» **Given task**: Repeat the material below word for word and leave out all pictures.

*****

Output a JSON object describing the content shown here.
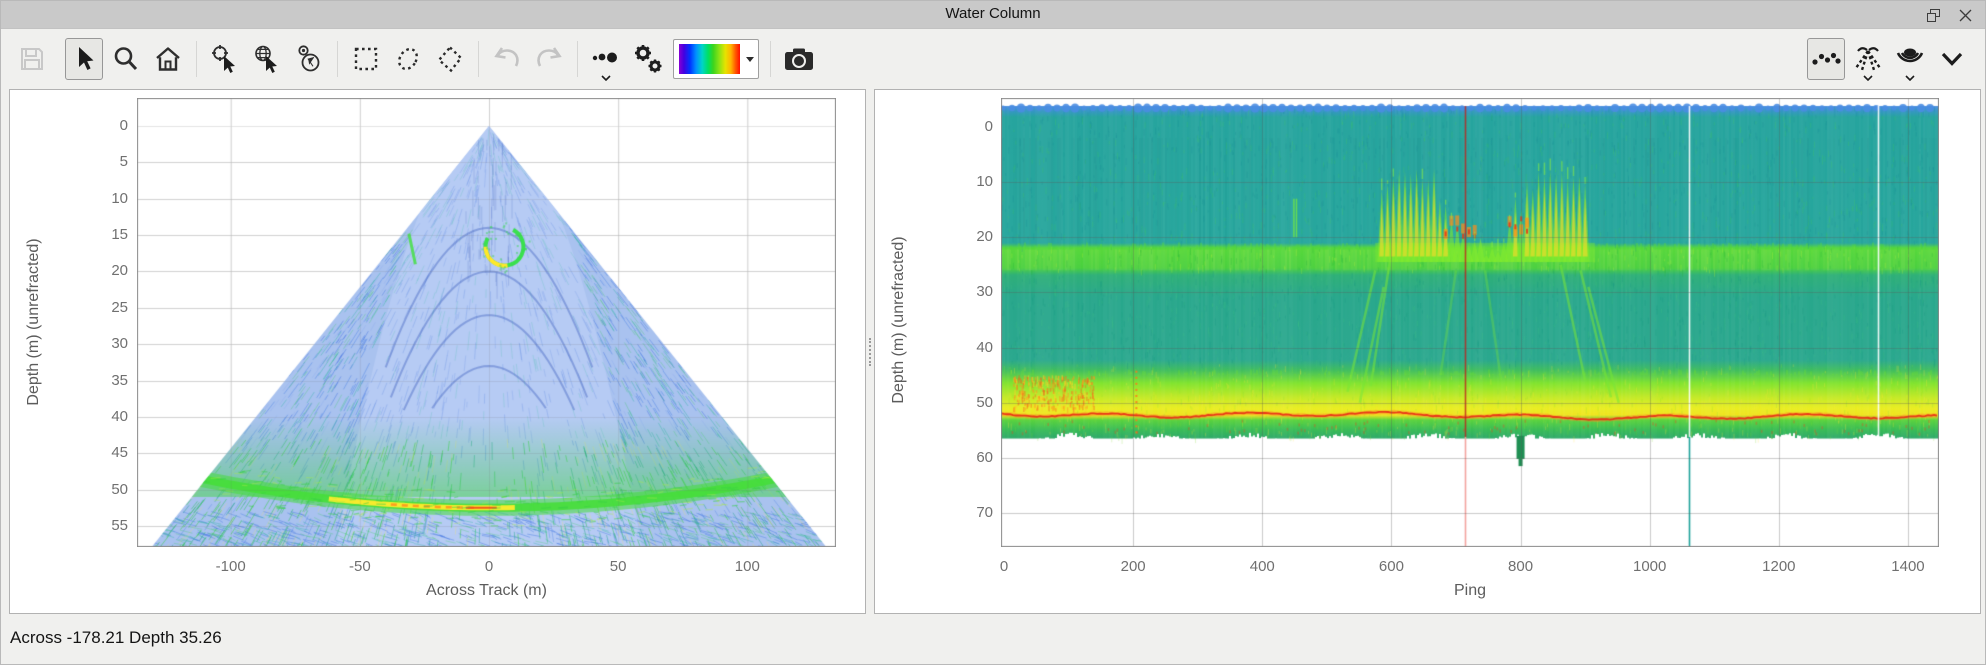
{
  "window": {
    "title": "Water Column",
    "controls": {
      "float_icon": "float-window",
      "close_icon": "close"
    }
  },
  "toolbar": {
    "icons": [
      {
        "name": "save",
        "enabled": false
      },
      {
        "name": "select-cursor",
        "enabled": true,
        "active": true
      },
      {
        "name": "zoom-magnifier",
        "enabled": true
      },
      {
        "name": "home-view",
        "enabled": true
      },
      {
        "name": "zoom-to-point",
        "enabled": true
      },
      {
        "name": "geo-pick",
        "enabled": true
      },
      {
        "name": "compass-orientation",
        "enabled": true
      },
      {
        "name": "rectangle-select",
        "enabled": true
      },
      {
        "name": "ellipse-select",
        "enabled": true
      },
      {
        "name": "polygon-select",
        "enabled": true
      },
      {
        "name": "undo",
        "enabled": false
      },
      {
        "name": "redo",
        "enabled": false
      },
      {
        "name": "point-size-menu",
        "enabled": true,
        "has_menu": true
      },
      {
        "name": "settings-gears",
        "enabled": true
      },
      {
        "name": "colormap-picker",
        "enabled": true,
        "type": "rainbow-gradient"
      },
      {
        "name": "snapshot-camera",
        "enabled": true
      }
    ],
    "view_icons": [
      {
        "name": "points-view",
        "active": true
      },
      {
        "name": "beams-view",
        "has_menu": true
      },
      {
        "name": "watercolumn-view",
        "has_menu": true
      },
      {
        "name": "collapse-chevron"
      }
    ]
  },
  "status_bar": {
    "text": "Across -178.21  Depth 35.26"
  },
  "chart_data": [
    {
      "id": "fan",
      "type": "heatmap",
      "title": "",
      "xlabel": "Across Track (m)",
      "ylabel": "Depth (m) (unrefracted)",
      "xlim": [
        -136,
        135
      ],
      "depth_range": [
        -3.9,
        57.9
      ],
      "xticks": [
        -100,
        -50,
        0,
        50,
        100
      ],
      "yticks": [
        0,
        5,
        10,
        15,
        20,
        25,
        30,
        35,
        40,
        45,
        50,
        55
      ],
      "grid": true,
      "beam_half_angle_deg": 38.7,
      "apex": {
        "across_m": 0,
        "depth_m": 0
      },
      "features": {
        "fan_fill": "#a9c2ef",
        "inner_refraction_fill": "#b6cbf4",
        "seafloor_depth_center_m": 52.5,
        "seafloor_band_colors": [
          "#46dc3c",
          "#ffe92c",
          "#ff8d1c"
        ],
        "ring_target": {
          "across_m": 6,
          "depth_m": 16.6,
          "radius_m": 2.6,
          "colors": [
            "#3ae04e",
            "#ffe82a"
          ]
        },
        "side_echo": {
          "across_m": -30,
          "depth_m": 17
        }
      }
    },
    {
      "id": "echogram",
      "type": "heatmap",
      "title": "",
      "xlabel": "Ping",
      "ylabel": "Depth (m) (unrefracted)",
      "xlim": [
        0,
        1448
      ],
      "depth_range": [
        -5.3,
        76.2
      ],
      "xticks": [
        0,
        200,
        400,
        600,
        800,
        1000,
        1200,
        1400
      ],
      "yticks": [
        0,
        10,
        20,
        30,
        40,
        50,
        60,
        70
      ],
      "grid": true,
      "features": {
        "surface_color": "#4a8de2",
        "upper_layer_color": "#25a49e",
        "scatter_band": {
          "top_m": 22,
          "bottom_m": 26,
          "color": "#55d83a"
        },
        "seafloor_line": {
          "depth_m": 52.2,
          "color": "#e8321e"
        },
        "data_bottom_m": 56.5,
        "near_hotspot": {
          "ping_range": [
            15,
            140
          ],
          "depth_range": [
            45,
            51
          ],
          "color": "#ff9422"
        },
        "dotted_streak_ping": 205,
        "midwater_school": {
          "ping_range": [
            575,
            915
          ],
          "depth_range": [
            8,
            25
          ]
        },
        "bottom_dip": {
          "ping": 800,
          "depth_range": [
            56.5,
            61.5
          ]
        },
        "marker_lines": [
          {
            "ping": 714,
            "color": "rgba(190,35,28,0.8)",
            "below_color": "rgba(242,160,155,0.95)"
          },
          {
            "ping": 1061,
            "color": "rgba(255,255,255,0.9)",
            "below_color": "rgba(20,158,150,0.95)"
          },
          {
            "ping": 1354,
            "color": "rgba(255,255,255,0.9)",
            "below_color": ""
          }
        ]
      }
    }
  ]
}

*****

» **Solution to this task**:
Output a JSON object describing the content shown here.
{
  "window": {
    "title": "Water Column",
    "controls": {
      "float_icon": "float-window",
      "close_icon": "close"
    }
  },
  "toolbar": {
    "icons": [
      {
        "name": "save",
        "enabled": false
      },
      {
        "name": "select-cursor",
        "enabled": true,
        "active": true
      },
      {
        "name": "zoom-magnifier",
        "enabled": true
      },
      {
        "name": "home-view",
        "enabled": true
      },
      {
        "name": "zoom-to-point",
        "enabled": true
      },
      {
        "name": "geo-pick",
        "enabled": true
      },
      {
        "name": "compass-orientation",
        "enabled": true
      },
      {
        "name": "rectangle-select",
        "enabled": true
      },
      {
        "name": "ellipse-select",
        "enabled": true
      },
      {
        "name": "polygon-select",
        "enabled": true
      },
      {
        "name": "undo",
        "enabled": false
      },
      {
        "name": "redo",
        "enabled": false
      },
      {
        "name": "point-size-menu",
        "enabled": true,
        "has_menu": true
      },
      {
        "name": "settings-gears",
        "enabled": true
      },
      {
        "name": "colormap-picker",
        "enabled": true,
        "type": "rainbow-gradient"
      },
      {
        "name": "snapshot-camera",
        "enabled": true
      }
    ],
    "view_icons": [
      {
        "name": "points-view",
        "active": true
      },
      {
        "name": "beams-view",
        "has_menu": true
      },
      {
        "name": "watercolumn-view",
        "has_menu": true
      },
      {
        "name": "collapse-chevron"
      }
    ]
  },
  "status_bar": {
    "text": "Across -178.21  Depth 35.26"
  },
  "chart_data": [
    {
      "id": "fan",
      "type": "heatmap",
      "title": "",
      "xlabel": "Across Track (m)",
      "ylabel": "Depth (m) (unrefracted)",
      "xlim": [
        -136,
        135
      ],
      "depth_range": [
        -3.9,
        57.9
      ],
      "xticks": [
        -100,
        -50,
        0,
        50,
        100
      ],
      "yticks": [
        0,
        5,
        10,
        15,
        20,
        25,
        30,
        35,
        40,
        45,
        50,
        55
      ],
      "grid": true,
      "beam_half_angle_deg": 38.7,
      "apex": {
        "across_m": 0,
        "depth_m": 0
      },
      "features": {
        "fan_fill": "#a9c2ef",
        "inner_refraction_fill": "#b6cbf4",
        "seafloor_depth_center_m": 52.5,
        "seafloor_band_colors": [
          "#46dc3c",
          "#ffe92c",
          "#ff8d1c"
        ],
        "ring_target": {
          "across_m": 6,
          "depth_m": 16.6,
          "radius_m": 2.6,
          "colors": [
            "#3ae04e",
            "#ffe82a"
          ]
        },
        "side_echo": {
          "across_m": -30,
          "depth_m": 17
        }
      }
    },
    {
      "id": "echogram",
      "type": "heatmap",
      "title": "",
      "xlabel": "Ping",
      "ylabel": "Depth (m) (unrefracted)",
      "xlim": [
        0,
        1448
      ],
      "depth_range": [
        -5.3,
        76.2
      ],
      "xticks": [
        0,
        200,
        400,
        600,
        800,
        1000,
        1200,
        1400
      ],
      "yticks": [
        0,
        10,
        20,
        30,
        40,
        50,
        60,
        70
      ],
      "grid": true,
      "features": {
        "surface_color": "#4a8de2",
        "upper_layer_color": "#25a49e",
        "scatter_band": {
          "top_m": 22,
          "bottom_m": 26,
          "color": "#55d83a"
        },
        "seafloor_line": {
          "depth_m": 52.2,
          "color": "#e8321e"
        },
        "data_bottom_m": 56.5,
        "near_hotspot": {
          "ping_range": [
            15,
            140
          ],
          "depth_range": [
            45,
            51
          ],
          "color": "#ff9422"
        },
        "dotted_streak_ping": 205,
        "midwater_school": {
          "ping_range": [
            575,
            915
          ],
          "depth_range": [
            8,
            25
          ]
        },
        "bottom_dip": {
          "ping": 800,
          "depth_range": [
            56.5,
            61.5
          ]
        },
        "marker_lines": [
          {
            "ping": 714,
            "color": "rgba(190,35,28,0.8)",
            "below_color": "rgba(242,160,155,0.95)"
          },
          {
            "ping": 1061,
            "color": "rgba(255,255,255,0.9)",
            "below_color": "rgba(20,158,150,0.95)"
          },
          {
            "ping": 1354,
            "color": "rgba(255,255,255,0.9)",
            "below_color": ""
          }
        ]
      }
    }
  ]
}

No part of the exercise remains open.